SET PROBLEM A:
Return the portion of the Kafka Streams thread starting at "I suppose I" and ending at "I'll post separately.", copied word for word.
SET PROBLEM B:
Decide whether each statement below agrees with the Kafka Streams thread, answering yes or no and quoting the deciding words of the thread exactly. (i) Boyang Chen states that any operation changing the record key leads to repartition. (ii) Tim Ward reports that groupByKey avoids repartitioning in his case. (iii) Tim Ward describes the persistence problem in full in this same message.
SET PROBLEM C:
Carry the Kafka Streams thread forward from the point at which it stops.

SOURCE PASSAGE:
-- begin --
I'm using groupByKey, and it causes repartitioning.

I suppose I could aggregate by parent ID, if the data structure into which I 
aggregate by parent ID is itself a map from child ID to what I'm really wanting 
to aggregate - is that what you had in mind? - I think it would work!

Give or take a problem I've discovered with persistence following a crash in 
the middle of aggregation, which I'll post separately.

Tim Ward

-----Original Message-----
From: Boyang Chen <reluctanthero...@gmail.com>
Sent: 09 August 2019 23:31
To: users@kafka.apache.org
Subject: Re: How do I tell Kafka Streams not to repartition?

In case I'm not making myself clear, any operation that changes the record
key will result in repartition. Since you don't want that, you shall choose
to call groupByKey afterwards and aggregation will happen on `parent id`
level.

On Fri, Aug 9, 2019 at 3:27 PM Boyang Chen <reluctanthero...@gmail.com>
wrote:

> Hey Tim,
>
> I think the functionality you need is groupByKey() which avoids
> repartitioning, feel free to check it out here:
> https://docs.confluent.io/current/streams/developer-guide/dsl-api.html#aggregating.
> Recommend you to read the whole thing but feel free just to search
> `groupByKey`.
-- end --
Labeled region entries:
-- begin --
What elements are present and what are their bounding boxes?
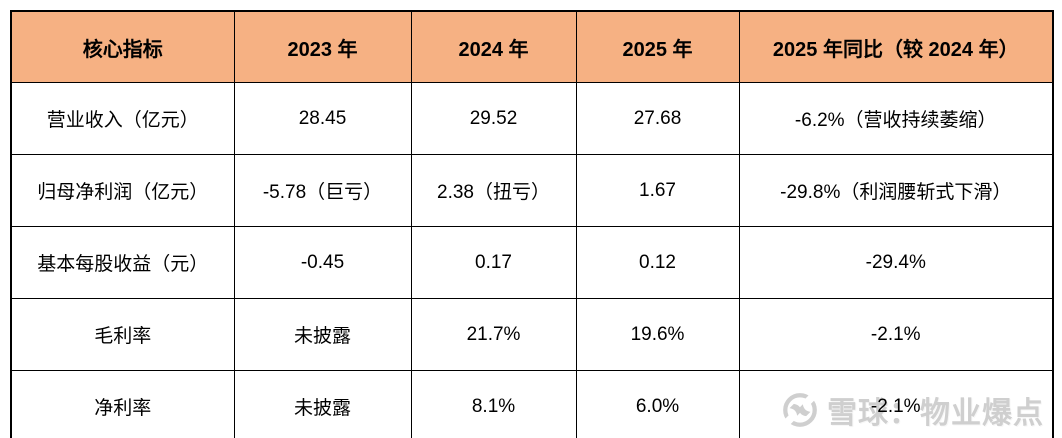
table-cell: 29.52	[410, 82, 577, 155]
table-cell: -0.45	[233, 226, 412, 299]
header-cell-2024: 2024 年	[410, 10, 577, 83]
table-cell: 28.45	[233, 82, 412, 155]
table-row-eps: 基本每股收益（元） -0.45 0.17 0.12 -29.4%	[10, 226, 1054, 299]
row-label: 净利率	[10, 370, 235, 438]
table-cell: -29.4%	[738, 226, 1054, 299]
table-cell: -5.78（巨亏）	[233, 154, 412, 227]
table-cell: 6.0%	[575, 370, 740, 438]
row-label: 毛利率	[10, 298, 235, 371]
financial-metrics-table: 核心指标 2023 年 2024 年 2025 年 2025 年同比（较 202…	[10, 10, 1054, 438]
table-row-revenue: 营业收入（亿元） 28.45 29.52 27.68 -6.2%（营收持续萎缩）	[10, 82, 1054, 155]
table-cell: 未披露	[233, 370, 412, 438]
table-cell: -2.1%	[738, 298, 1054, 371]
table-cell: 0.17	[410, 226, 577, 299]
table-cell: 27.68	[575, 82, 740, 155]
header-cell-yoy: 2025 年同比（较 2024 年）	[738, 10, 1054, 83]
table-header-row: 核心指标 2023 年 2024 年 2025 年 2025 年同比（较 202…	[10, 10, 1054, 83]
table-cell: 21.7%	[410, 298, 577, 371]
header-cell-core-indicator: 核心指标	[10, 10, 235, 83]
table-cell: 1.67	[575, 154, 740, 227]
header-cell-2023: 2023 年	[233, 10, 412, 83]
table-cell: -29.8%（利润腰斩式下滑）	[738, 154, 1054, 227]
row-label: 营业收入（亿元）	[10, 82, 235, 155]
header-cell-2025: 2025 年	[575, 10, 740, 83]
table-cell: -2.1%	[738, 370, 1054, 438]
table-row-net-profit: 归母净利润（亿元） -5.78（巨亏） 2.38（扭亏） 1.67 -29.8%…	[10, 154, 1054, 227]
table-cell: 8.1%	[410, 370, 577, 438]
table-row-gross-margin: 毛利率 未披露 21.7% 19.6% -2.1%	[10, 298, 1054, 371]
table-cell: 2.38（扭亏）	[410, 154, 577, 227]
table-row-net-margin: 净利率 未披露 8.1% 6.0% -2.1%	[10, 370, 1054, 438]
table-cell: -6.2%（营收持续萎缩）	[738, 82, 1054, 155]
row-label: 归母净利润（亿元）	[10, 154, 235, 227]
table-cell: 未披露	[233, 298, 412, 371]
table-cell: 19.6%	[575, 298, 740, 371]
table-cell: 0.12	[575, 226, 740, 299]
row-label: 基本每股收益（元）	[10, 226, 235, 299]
-- end --
-- begin --
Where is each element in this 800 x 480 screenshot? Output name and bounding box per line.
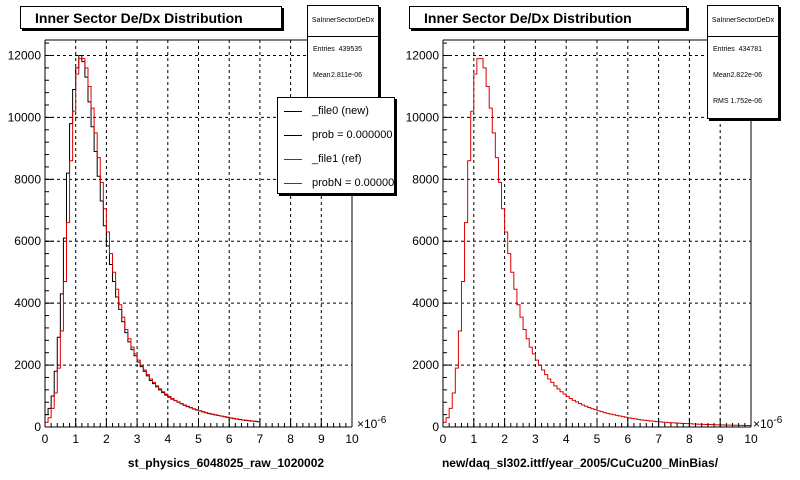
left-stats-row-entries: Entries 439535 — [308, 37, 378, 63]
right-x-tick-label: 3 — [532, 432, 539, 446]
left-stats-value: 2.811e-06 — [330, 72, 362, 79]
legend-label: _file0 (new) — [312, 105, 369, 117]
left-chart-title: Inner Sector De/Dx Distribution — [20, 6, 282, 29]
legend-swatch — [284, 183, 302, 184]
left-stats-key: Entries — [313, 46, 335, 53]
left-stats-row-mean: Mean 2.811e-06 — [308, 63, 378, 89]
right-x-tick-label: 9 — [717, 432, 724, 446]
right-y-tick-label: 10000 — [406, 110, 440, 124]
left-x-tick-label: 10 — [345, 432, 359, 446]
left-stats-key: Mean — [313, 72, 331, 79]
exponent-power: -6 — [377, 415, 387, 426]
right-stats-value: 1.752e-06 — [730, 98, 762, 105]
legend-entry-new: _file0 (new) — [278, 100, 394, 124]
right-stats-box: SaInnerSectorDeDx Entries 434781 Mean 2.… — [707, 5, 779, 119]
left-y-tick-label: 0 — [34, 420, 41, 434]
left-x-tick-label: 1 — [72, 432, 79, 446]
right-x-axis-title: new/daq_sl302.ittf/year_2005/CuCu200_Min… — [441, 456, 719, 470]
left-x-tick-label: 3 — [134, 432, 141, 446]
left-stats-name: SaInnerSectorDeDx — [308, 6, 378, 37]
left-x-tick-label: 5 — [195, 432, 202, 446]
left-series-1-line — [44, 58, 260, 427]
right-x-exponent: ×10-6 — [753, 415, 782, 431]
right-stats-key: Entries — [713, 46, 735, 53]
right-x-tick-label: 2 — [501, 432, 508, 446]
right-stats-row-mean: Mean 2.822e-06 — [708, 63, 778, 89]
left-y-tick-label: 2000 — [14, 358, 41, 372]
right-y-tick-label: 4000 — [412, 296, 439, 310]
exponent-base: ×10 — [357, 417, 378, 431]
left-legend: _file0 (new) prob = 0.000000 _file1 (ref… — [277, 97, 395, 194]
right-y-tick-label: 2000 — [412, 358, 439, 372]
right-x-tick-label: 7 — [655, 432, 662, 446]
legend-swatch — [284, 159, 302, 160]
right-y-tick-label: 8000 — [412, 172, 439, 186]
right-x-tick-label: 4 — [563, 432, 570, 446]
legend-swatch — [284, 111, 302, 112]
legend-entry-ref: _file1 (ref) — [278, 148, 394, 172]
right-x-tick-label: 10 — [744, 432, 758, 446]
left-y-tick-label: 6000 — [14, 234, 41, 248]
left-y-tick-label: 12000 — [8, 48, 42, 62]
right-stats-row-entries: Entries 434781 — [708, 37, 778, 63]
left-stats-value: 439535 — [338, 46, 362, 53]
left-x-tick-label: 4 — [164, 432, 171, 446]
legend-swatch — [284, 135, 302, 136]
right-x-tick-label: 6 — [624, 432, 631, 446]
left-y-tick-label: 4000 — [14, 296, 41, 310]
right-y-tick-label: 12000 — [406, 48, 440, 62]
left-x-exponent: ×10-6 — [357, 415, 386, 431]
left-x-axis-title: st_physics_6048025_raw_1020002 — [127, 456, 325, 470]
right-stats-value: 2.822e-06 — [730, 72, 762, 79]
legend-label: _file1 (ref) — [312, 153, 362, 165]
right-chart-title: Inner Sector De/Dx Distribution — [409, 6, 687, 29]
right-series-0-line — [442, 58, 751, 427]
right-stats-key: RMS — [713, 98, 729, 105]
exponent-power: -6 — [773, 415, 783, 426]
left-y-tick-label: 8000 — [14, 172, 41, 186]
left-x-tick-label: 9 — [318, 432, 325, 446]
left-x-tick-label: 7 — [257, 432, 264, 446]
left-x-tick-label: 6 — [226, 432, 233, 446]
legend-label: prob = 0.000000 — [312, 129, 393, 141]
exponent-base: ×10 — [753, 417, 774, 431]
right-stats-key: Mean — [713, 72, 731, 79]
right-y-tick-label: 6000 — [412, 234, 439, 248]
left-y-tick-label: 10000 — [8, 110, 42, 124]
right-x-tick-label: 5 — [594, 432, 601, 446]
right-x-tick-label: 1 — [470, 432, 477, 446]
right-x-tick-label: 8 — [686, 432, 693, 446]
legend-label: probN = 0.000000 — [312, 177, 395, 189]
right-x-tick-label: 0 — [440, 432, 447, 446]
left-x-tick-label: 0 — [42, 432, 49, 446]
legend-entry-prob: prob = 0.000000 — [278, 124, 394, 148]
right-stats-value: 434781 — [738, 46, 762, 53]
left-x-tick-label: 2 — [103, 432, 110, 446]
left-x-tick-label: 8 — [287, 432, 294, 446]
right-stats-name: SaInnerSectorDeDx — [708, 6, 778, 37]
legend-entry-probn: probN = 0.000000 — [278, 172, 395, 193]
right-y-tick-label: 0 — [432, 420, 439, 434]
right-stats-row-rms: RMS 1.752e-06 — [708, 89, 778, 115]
-- end --
TASK RESPONSE A:
I suppose I could aggregate by parent ID, if the data structure into which I 
aggregate by parent ID is itself a map from child ID to what I'm really wanting 
to aggregate - is that what you had in mind? - I think it would work!

Give or take a problem I've discovered with persistence following a crash in 
the middle of aggregation, which I'll post separately.

TASK RESPONSE B:
(i) Yes: "any operation that changes the record key will result in repartition"
(ii) No: "I'm using groupByKey, and it causes repartitioning."
(iii) No: "which I'll post separately."

TASK RESPONSE C:
>
> On Fri, Aug 9, 2019 at 7:14 AM Tim Ward <tim.w...@origamienergy.com>
> wrote:
>
>> I've got an input topic which is keyed by "parent ID". Each message
>> contains multiple items of data, each for a different "child ID".
>>
>> To process these items separately I flatMapValues() the stream to make a
>> new stream of the inner items of data, keyed by "child ID".
>>
>> Now, because I've changed the key, Kafka Streams thinks a repartition is
>> needed. But in fact it isn't, because all the inner items for a particular
>> "child ID" will be contained within messages keyed with the same "parent
>> ID".
>>
>> How do I tell Kafka Streams that there is no need to repartition in this
>> case, because all the data that should remain together in the same instance
>> of the application will do so without repartitioning? (I appreciate that
>> Streams can't know about the parent-child relationship unless I *do* tell
>> it in some way.)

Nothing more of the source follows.